> _Stated exercise_: Locate all lines in the data below that hold "title" and show them.
##### Source data
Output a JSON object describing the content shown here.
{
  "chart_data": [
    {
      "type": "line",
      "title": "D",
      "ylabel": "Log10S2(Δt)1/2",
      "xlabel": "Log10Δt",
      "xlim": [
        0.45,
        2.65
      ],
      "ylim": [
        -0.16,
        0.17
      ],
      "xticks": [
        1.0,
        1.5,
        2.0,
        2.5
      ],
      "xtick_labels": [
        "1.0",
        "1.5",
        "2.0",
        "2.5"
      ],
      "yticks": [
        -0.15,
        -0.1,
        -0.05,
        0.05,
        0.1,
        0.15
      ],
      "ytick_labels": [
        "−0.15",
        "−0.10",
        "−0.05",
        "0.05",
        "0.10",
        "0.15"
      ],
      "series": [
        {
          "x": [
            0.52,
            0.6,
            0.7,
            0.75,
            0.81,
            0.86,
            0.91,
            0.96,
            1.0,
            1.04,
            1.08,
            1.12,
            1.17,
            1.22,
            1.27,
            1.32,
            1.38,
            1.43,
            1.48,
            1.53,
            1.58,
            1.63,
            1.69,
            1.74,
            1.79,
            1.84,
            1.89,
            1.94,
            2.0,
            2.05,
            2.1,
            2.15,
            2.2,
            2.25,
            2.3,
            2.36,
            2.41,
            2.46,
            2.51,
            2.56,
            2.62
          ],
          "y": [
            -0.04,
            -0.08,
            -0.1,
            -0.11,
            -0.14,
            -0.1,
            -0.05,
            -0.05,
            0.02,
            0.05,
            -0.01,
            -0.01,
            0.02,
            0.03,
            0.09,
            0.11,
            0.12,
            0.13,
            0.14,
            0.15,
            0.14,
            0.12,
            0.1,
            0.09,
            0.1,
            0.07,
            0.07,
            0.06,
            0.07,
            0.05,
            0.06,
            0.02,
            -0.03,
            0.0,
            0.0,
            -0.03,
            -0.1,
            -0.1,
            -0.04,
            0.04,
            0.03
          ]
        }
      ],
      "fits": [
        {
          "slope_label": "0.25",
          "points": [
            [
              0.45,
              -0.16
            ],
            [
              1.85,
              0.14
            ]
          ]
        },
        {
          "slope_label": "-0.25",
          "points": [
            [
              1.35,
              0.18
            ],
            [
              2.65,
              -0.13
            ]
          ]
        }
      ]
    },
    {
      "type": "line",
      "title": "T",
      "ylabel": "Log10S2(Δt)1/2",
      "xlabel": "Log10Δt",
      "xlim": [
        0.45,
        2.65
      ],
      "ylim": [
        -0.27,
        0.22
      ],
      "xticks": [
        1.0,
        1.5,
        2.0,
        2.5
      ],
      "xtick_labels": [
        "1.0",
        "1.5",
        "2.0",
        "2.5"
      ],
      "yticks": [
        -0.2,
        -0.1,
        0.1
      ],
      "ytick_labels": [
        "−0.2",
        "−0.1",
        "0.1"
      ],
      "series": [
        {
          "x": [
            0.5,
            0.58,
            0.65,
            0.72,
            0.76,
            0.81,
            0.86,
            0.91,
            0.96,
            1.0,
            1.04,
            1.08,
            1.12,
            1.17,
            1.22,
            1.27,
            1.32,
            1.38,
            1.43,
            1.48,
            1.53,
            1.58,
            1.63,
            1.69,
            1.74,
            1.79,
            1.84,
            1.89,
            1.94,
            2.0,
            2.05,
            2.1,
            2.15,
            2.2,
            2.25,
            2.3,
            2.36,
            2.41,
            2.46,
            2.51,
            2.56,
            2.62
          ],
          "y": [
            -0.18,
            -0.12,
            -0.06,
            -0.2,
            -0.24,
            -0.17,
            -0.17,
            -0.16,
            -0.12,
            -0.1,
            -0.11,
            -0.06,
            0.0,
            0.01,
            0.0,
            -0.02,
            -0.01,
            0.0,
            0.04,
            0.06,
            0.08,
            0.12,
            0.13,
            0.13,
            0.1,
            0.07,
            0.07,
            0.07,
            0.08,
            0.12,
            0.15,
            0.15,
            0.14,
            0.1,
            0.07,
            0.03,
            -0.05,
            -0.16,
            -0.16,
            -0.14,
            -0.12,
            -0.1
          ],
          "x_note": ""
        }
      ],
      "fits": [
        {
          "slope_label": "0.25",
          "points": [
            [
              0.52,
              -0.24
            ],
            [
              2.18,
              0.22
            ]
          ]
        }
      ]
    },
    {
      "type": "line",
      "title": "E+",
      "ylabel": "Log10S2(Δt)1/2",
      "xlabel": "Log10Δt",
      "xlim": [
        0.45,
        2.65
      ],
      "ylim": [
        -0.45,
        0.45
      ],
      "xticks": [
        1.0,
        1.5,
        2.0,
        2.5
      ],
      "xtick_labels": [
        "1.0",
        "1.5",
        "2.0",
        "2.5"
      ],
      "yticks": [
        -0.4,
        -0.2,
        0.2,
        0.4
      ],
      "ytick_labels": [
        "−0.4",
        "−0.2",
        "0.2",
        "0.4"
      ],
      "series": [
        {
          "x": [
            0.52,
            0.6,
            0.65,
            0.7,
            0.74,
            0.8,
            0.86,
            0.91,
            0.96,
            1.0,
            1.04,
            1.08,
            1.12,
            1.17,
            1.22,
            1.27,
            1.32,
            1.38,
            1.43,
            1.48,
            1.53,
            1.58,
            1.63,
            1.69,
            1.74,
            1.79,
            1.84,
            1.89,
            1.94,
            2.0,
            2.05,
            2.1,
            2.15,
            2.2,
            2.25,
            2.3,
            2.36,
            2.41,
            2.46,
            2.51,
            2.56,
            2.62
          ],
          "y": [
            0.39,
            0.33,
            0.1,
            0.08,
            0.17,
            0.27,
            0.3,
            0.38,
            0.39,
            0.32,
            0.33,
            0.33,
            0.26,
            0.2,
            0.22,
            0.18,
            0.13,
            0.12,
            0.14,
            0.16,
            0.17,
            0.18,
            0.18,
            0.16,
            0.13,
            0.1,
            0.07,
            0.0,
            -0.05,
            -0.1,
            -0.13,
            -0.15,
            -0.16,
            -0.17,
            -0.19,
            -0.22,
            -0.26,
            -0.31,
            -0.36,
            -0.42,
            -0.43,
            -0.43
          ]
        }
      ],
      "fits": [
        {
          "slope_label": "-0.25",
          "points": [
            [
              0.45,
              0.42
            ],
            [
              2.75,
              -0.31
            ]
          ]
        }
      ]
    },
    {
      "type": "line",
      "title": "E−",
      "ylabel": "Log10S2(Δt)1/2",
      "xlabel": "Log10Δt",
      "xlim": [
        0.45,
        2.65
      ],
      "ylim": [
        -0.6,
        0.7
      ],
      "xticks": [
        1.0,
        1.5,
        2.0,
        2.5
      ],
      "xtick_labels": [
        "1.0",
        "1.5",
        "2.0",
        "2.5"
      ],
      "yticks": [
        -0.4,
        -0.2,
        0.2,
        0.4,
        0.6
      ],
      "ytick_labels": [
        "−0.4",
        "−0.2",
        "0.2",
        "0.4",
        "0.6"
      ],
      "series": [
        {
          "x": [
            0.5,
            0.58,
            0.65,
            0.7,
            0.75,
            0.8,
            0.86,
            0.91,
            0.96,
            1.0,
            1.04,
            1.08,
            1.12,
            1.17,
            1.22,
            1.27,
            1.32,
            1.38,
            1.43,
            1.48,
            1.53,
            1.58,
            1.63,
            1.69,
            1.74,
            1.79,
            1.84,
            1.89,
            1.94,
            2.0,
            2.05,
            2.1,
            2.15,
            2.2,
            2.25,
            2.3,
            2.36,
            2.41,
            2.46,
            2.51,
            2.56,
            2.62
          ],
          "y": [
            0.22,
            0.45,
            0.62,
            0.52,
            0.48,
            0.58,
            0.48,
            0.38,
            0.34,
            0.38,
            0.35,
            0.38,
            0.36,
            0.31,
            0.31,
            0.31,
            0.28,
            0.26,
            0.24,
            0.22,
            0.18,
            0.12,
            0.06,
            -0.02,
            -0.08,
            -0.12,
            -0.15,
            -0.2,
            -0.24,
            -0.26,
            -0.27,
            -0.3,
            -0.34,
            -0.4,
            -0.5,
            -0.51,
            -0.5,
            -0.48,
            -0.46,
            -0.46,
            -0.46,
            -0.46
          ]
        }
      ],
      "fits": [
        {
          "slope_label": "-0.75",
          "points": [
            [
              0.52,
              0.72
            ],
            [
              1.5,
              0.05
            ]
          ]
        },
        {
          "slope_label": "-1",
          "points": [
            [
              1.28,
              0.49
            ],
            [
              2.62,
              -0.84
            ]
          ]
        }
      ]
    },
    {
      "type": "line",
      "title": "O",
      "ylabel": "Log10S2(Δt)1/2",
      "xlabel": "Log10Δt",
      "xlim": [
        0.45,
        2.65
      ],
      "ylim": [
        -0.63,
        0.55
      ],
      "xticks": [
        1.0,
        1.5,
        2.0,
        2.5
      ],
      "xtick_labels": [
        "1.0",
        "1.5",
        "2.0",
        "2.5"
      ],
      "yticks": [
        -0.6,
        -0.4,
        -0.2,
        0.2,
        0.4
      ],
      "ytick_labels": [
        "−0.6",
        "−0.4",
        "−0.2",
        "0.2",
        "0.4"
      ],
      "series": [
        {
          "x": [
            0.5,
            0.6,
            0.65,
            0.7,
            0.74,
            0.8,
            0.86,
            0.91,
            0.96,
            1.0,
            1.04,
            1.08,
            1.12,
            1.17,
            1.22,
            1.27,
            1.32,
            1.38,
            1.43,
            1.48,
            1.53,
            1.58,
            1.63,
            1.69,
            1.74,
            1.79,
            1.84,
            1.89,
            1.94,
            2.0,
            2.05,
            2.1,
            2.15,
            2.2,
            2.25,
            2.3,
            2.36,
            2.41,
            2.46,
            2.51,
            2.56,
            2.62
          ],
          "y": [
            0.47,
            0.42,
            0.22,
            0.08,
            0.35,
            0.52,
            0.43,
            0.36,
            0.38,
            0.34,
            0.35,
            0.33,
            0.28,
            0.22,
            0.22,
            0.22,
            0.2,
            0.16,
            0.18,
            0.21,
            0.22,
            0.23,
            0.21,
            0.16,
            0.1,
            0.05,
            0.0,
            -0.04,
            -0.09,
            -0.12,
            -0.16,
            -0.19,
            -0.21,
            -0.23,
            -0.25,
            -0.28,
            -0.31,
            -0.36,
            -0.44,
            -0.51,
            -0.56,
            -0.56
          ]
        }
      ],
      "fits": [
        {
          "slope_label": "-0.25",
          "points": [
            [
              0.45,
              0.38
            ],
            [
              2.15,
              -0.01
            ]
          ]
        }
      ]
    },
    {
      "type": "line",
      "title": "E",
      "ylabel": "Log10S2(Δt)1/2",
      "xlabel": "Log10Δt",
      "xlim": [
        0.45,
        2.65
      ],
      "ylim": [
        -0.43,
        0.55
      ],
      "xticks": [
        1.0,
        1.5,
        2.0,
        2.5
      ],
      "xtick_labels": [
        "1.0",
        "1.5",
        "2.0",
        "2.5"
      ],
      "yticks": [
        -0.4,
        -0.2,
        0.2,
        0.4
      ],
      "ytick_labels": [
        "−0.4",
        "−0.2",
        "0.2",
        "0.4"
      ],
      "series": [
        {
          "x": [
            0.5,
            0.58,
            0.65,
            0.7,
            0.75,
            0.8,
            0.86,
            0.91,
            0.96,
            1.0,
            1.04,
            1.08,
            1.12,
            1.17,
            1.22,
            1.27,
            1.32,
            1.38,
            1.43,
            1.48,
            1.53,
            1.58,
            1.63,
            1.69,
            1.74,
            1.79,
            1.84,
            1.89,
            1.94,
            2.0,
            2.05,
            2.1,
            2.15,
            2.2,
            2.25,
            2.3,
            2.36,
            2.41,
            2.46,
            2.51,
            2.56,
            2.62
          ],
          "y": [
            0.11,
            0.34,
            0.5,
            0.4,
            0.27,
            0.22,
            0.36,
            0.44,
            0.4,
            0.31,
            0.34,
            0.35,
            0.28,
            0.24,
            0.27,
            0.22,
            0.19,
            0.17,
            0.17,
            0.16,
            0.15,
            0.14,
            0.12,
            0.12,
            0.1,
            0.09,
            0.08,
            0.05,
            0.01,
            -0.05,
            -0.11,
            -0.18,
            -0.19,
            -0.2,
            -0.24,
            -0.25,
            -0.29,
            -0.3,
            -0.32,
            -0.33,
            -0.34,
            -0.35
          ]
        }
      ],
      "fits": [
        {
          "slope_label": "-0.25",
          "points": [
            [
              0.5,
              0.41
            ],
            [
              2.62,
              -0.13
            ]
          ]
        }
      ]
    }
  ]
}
##########
> _Answer below_:
      "title": "D",
      "title": "T",
      "title": "E+",
      "title": "E−",
      "title": "O",
      "title": "E",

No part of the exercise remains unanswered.